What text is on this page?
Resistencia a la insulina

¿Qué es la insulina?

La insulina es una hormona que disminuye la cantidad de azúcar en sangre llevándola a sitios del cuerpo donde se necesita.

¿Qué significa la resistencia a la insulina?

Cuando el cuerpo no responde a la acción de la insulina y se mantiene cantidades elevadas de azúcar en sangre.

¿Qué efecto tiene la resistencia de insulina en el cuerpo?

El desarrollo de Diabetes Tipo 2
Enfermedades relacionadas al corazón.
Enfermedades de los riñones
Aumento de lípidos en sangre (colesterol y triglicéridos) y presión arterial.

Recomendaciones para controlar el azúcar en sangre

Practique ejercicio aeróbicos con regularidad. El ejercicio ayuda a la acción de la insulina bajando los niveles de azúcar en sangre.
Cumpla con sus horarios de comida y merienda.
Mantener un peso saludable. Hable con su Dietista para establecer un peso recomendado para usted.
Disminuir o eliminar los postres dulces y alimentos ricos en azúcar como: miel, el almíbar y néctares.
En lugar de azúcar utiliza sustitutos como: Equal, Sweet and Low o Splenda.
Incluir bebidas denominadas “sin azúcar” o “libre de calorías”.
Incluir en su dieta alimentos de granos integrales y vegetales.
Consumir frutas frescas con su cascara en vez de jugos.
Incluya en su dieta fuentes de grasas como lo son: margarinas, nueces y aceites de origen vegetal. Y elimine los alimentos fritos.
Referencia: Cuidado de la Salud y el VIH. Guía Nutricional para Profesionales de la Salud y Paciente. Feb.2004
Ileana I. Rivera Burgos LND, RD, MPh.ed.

+ + +

GIVEN TASK -
Make an exact copy of every entry.

FINAL ANSWER -
What text is on this page?
Resistencia a la insulina

¿Qué es la insulina?

La insulina es una hormona que disminuye la cantidad de azúcar en sangre llevándola a sitios del cuerpo donde se necesita.

¿Qué significa la resistencia a la insulina?

Cuando el cuerpo no responde a la acción de la insulina y se mantiene cantidades elevadas de azúcar en sangre.

¿Qué efecto tiene la resistencia de insulina en el cuerpo?

El desarrollo de Diabetes Tipo 2
Enfermedades relacionadas al corazón.
Enfermedades de los riñones
Aumento de lípidos en sangre (colesterol y triglicéridos) y presión arterial.

Recomendaciones para controlar el azúcar en sangre

Practique ejercicio aeróbicos con regularidad. El ejercicio ayuda a la acción de la insulina bajando los niveles de azúcar en sangre.
Cumpla con sus horarios de comida y merienda.
Mantener un peso saludable. Hable con su Dietista para establecer un peso recomendado para usted.
Disminuir o eliminar los postres dulces y alimentos ricos en azúcar como: miel, el almíbar y néctares.
En lugar de azúcar utiliza sustitutos como: Equal, Sweet and Low o Splenda.
Incluir bebidas denominadas “sin azúcar” o “libre de calorías”.
Incluir en su dieta alimentos de granos integrales y vegetales.
Consumir frutas frescas con su cascara en vez de jugos.
Incluya en su dieta fuentes de grasas como lo son: margarinas, nueces y aceites de origen vegetal. Y elimine los alimentos fritos.
Referencia: Cuidado de la Salud y el VIH. Guía Nutricional para Profesionales de la Salud y Paciente. Feb.2004
Ileana I. Rivera Burgos LND, RD, MPh.ed.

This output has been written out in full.